### [WHAT THE TASK REQUIRES]
Keep the wording of each record exactly the same when you repeat it, and leave out pictures.

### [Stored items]
## start

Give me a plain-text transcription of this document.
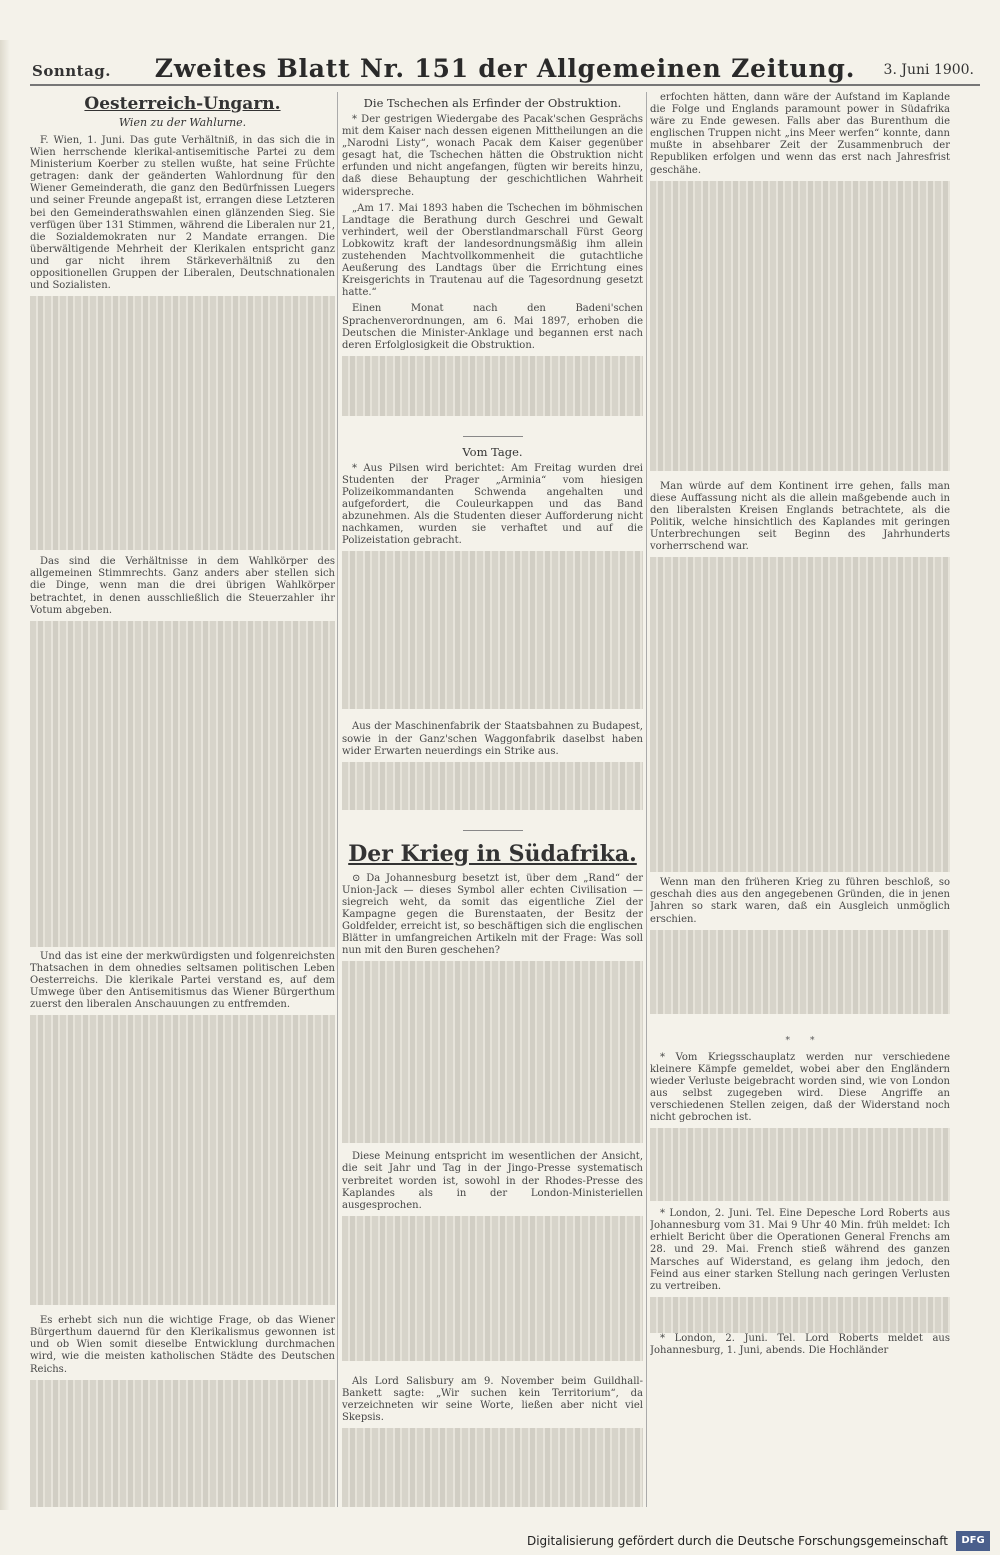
Sonntag.	Zweites Blatt Nr. 151 der Allgemeinen Zeitung.	3. Juni 1900.
Oesterreich-Ungarn.
Wien zu der Wahlurne.

F. Wien, 1. Juni. Das gute Verhältniß, in das sich die in Wien herrschende klerikal-antisemitische Partei zu dem Ministerium Koerber zu stellen wußte, hat seine Früchte getragen: dank der geänderten Wahlordnung für den Wiener Gemeinderath, die ganz den Bedürfnissen Luegers und seiner Freunde angepaßt ist, errangen diese Letzteren bei den Gemeinderathswahlen einen glänzenden Sieg. Sie verfügen über 131 Stimmen, während die Liberalen nur 21, die Sozialdemokraten nur 2 Mandate errangen. Die überwältigende Mehrheit der Klerikalen entspricht ganz und gar nicht ihrem Stärkeverhältniß zu den oppositionellen Gruppen der Liberalen, Deutschnationalen und Sozialisten.

Das sind die Verhältnisse in dem Wahlkörper des allgemeinen Stimmrechts. Ganz anders aber stellen sich die Dinge, wenn man die drei übrigen Wahlkörper betrachtet, in denen ausschließlich die Steuerzahler ihr Votum abgeben.

Und das ist eine der merkwürdigsten und folgenreichsten Thatsachen in dem ohnedies seltsamen politischen Leben Oesterreichs. Die klerikale Partei verstand es, auf dem Umwege über den Antisemitismus das Wiener Bürgerthum zuerst den liberalen Anschauungen zu entfremden.

Es erhebt sich nun die wichtige Frage, ob das Wiener Bürgerthum dauernd für den Klerikalismus gewonnen ist und ob Wien somit dieselbe Entwicklung durchmachen wird, wie die meisten katholischen Städte des Deutschen Reichs.

Die Tschechen als Erfinder der Obstruktion.

* Der gestrigen Wiedergabe des Pacak'schen Gesprächs mit dem Kaiser nach dessen eigenen Mittheilungen an die „Narodni Listy“, wonach Pacak dem Kaiser gegenüber gesagt hat, die Tschechen hätten die Obstruktion nicht erfunden und nicht angefangen, fügten wir bereits hinzu, daß diese Behauptung der geschichtlichen Wahrheit widerspreche.

„Am 17. Mai 1893 haben die Tschechen im böhmischen Landtage die Berathung durch Geschrei und Gewalt verhindert, weil der Oberstlandmarschall Fürst Georg Lobkowitz kraft der landesordnungsmäßig ihm allein zustehenden Machtvollkommenheit die gutachtliche Aeußerung des Landtags über die Errichtung eines Kreisgerichts in Trautenau auf die Tagesordnung gesetzt hatte.“

Einen Monat nach den Badeni'schen Sprachenverordnungen, am 6. Mai 1897, erhoben die Deutschen die Minister-Anklage und begannen erst nach deren Erfolglosigkeit die Obstruktion.

Vom Tage.

* Aus Pilsen wird berichtet: Am Freitag wurden drei Studenten der Prager „Arminia“ vom hiesigen Polizeikommandanten Schwenda angehalten und aufgefordert, die Couleurkappen und das Band abzunehmen. Als die Studenten dieser Aufforderung nicht nachkamen, wurden sie verhaftet und auf die Polizeistation gebracht.

Aus der Maschinenfabrik der Staatsbahnen zu Budapest, sowie in der Ganz'schen Waggonfabrik daselbst haben wider Erwarten neuerdings ein Strike aus.

Der Krieg in Südafrika.

⊙ Da Johannesburg besetzt ist, über dem „Rand“ der Union-Jack — dieses Symbol aller echten Civilisation — siegreich weht, da somit das eigentliche Ziel der Kampagne gegen die Burenstaaten, der Besitz der Goldfelder, erreicht ist, so beschäftigen sich die englischen Blätter in umfangreichen Artikeln mit der Frage: Was soll nun mit den Buren geschehen?

Diese Meinung entspricht im wesentlichen der Ansicht, die seit Jahr und Tag in der Jingo-Presse systematisch verbreitet worden ist, sowohl in der Rhodes-Presse des Kaplandes als in der London-Ministeriellen ausgesprochen.

Als Lord Salisbury am 9. November beim Guildhall-Bankett sagte: „Wir suchen kein Territorium“, da verzeichneten wir seine Worte, ließen aber nicht viel Skepsis.

erfochten hätten, dann wäre der Aufstand im Kaplande die Folge und Englands paramount power in Südafrika wäre zu Ende gewesen. Falls aber das Burenthum die englischen Truppen nicht „ins Meer werfen“ konnte, dann mußte in absehbarer Zeit der Zusammenbruch der Republiken erfolgen und wenn das erst nach Jahresfrist geschähe.

Man würde auf dem Kontinent irre gehen, falls man diese Auffassung nicht als die allein maßgebende auch in den liberalsten Kreisen Englands betrachtete, als die Politik, welche hinsichtlich des Kaplandes mit geringen Unterbrechungen seit Beginn des Jahrhunderts vorherrschend war.

Wenn man den früheren Krieg zu führen beschloß, so geschah dies aus den angegebenen Gründen, die in jenen Jahren so stark waren, daß ein Ausgleich unmöglich erschien.

*       *

* Vom Kriegsschauplatz werden nur verschiedene kleinere Kämpfe gemeldet, wobei aber den Engländern wieder Verluste beigebracht worden sind, wie von London aus selbst zugegeben wird. Diese Angriffe an verschiedenen Stellen zeigen, daß der Widerstand noch nicht gebrochen ist.

* London, 2. Juni. Tel. Eine Depesche Lord Roberts aus Johannesburg vom 31. Mai 9 Uhr 40 Min. früh meldet: Ich erhielt Bericht über die Operationen General Frenchs am 28. und 29. Mai. French stieß während des ganzen Marsches auf Widerstand, es gelang ihm jedoch, den Feind aus einer starken Stellung nach geringen Verlusten zu vertreiben.

* London, 2. Juni. Tel. Lord Roberts meldet aus Johannesburg, 1. Juni, abends. Die Hochländer

Digitalisierung gefördert durch die Deutsche Forschungsgemeinschaft	DFG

## end

### [EXERCISE SOLUTION]
Give me a plain-text transcription of this document.
Sonntag.	Zweites Blatt Nr. 151 der Allgemeinen Zeitung.	3. Juni 1900.
Oesterreich-Ungarn.
Wien zu der Wahlurne.

F. Wien, 1. Juni. Das gute Verhältniß, in das sich die in Wien herrschende klerikal-antisemitische Partei zu dem Ministerium Koerber zu stellen wußte, hat seine Früchte getragen: dank der geänderten Wahlordnung für den Wiener Gemeinderath, die ganz den Bedürfnissen Luegers und seiner Freunde angepaßt ist, errangen diese Letzteren bei den Gemeinderathswahlen einen glänzenden Sieg. Sie verfügen über 131 Stimmen, während die Liberalen nur 21, die Sozialdemokraten nur 2 Mandate errangen. Die überwältigende Mehrheit der Klerikalen entspricht ganz und gar nicht ihrem Stärkeverhältniß zu den oppositionellen Gruppen der Liberalen, Deutschnationalen und Sozialisten.

Das sind die Verhältnisse in dem Wahlkörper des allgemeinen Stimmrechts. Ganz anders aber stellen sich die Dinge, wenn man die drei übrigen Wahlkörper betrachtet, in denen ausschließlich die Steuerzahler ihr Votum abgeben.

Und das ist eine der merkwürdigsten und folgenreichsten Thatsachen in dem ohnedies seltsamen politischen Leben Oesterreichs. Die klerikale Partei verstand es, auf dem Umwege über den Antisemitismus das Wiener Bürgerthum zuerst den liberalen Anschauungen zu entfremden.

Es erhebt sich nun die wichtige Frage, ob das Wiener Bürgerthum dauernd für den Klerikalismus gewonnen ist und ob Wien somit dieselbe Entwicklung durchmachen wird, wie die meisten katholischen Städte des Deutschen Reichs.

Die Tschechen als Erfinder der Obstruktion.

* Der gestrigen Wiedergabe des Pacak'schen Gesprächs mit dem Kaiser nach dessen eigenen Mittheilungen an die „Narodni Listy“, wonach Pacak dem Kaiser gegenüber gesagt hat, die Tschechen hätten die Obstruktion nicht erfunden und nicht angefangen, fügten wir bereits hinzu, daß diese Behauptung der geschichtlichen Wahrheit widerspreche.

„Am 17. Mai 1893 haben die Tschechen im böhmischen Landtage die Berathung durch Geschrei und Gewalt verhindert, weil der Oberstlandmarschall Fürst Georg Lobkowitz kraft der landesordnungsmäßig ihm allein zustehenden Machtvollkommenheit die gutachtliche Aeußerung des Landtags über die Errichtung eines Kreisgerichts in Trautenau auf die Tagesordnung gesetzt hatte.“

Einen Monat nach den Badeni'schen Sprachenverordnungen, am 6. Mai 1897, erhoben die Deutschen die Minister-Anklage und begannen erst nach deren Erfolglosigkeit die Obstruktion.

Vom Tage.

* Aus Pilsen wird berichtet: Am Freitag wurden drei Studenten der Prager „Arminia“ vom hiesigen Polizeikommandanten Schwenda angehalten und aufgefordert, die Couleurkappen und das Band abzunehmen. Als die Studenten dieser Aufforderung nicht nachkamen, wurden sie verhaftet und auf die Polizeistation gebracht.

Aus der Maschinenfabrik der Staatsbahnen zu Budapest, sowie in der Ganz'schen Waggonfabrik daselbst haben wider Erwarten neuerdings ein Strike aus.

Der Krieg in Südafrika.

⊙ Da Johannesburg besetzt ist, über dem „Rand“ der Union-Jack — dieses Symbol aller echten Civilisation — siegreich weht, da somit das eigentliche Ziel der Kampagne gegen die Burenstaaten, der Besitz der Goldfelder, erreicht ist, so beschäftigen sich die englischen Blätter in umfangreichen Artikeln mit der Frage: Was soll nun mit den Buren geschehen?

Diese Meinung entspricht im wesentlichen der Ansicht, die seit Jahr und Tag in der Jingo-Presse systematisch verbreitet worden ist, sowohl in der Rhodes-Presse des Kaplandes als in der London-Ministeriellen ausgesprochen.

Als Lord Salisbury am 9. November beim Guildhall-Bankett sagte: „Wir suchen kein Territorium“, da verzeichneten wir seine Worte, ließen aber nicht viel Skepsis.

erfochten hätten, dann wäre der Aufstand im Kaplande die Folge und Englands paramount power in Südafrika wäre zu Ende gewesen. Falls aber das Burenthum die englischen Truppen nicht „ins Meer werfen“ konnte, dann mußte in absehbarer Zeit der Zusammenbruch der Republiken erfolgen und wenn das erst nach Jahresfrist geschähe.

Man würde auf dem Kontinent irre gehen, falls man diese Auffassung nicht als die allein maßgebende auch in den liberalsten Kreisen Englands betrachtete, als die Politik, welche hinsichtlich des Kaplandes mit geringen Unterbrechungen seit Beginn des Jahrhunderts vorherrschend war.

Wenn man den früheren Krieg zu führen beschloß, so geschah dies aus den angegebenen Gründen, die in jenen Jahren so stark waren, daß ein Ausgleich unmöglich erschien.

*       *

* Vom Kriegsschauplatz werden nur verschiedene kleinere Kämpfe gemeldet, wobei aber den Engländern wieder Verluste beigebracht worden sind, wie von London aus selbst zugegeben wird. Diese Angriffe an verschiedenen Stellen zeigen, daß der Widerstand noch nicht gebrochen ist.

* London, 2. Juni. Tel. Eine Depesche Lord Roberts aus Johannesburg vom 31. Mai 9 Uhr 40 Min. früh meldet: Ich erhielt Bericht über die Operationen General Frenchs am 28. und 29. Mai. French stieß während des ganzen Marsches auf Widerstand, es gelang ihm jedoch, den Feind aus einer starken Stellung nach geringen Verlusten zu vertreiben.

* London, 2. Juni. Tel. Lord Roberts meldet aus Johannesburg, 1. Juni, abends. Die Hochländer

Digitalisierung gefördert durch die Deutsche Forschungsgemeinschaft	DFG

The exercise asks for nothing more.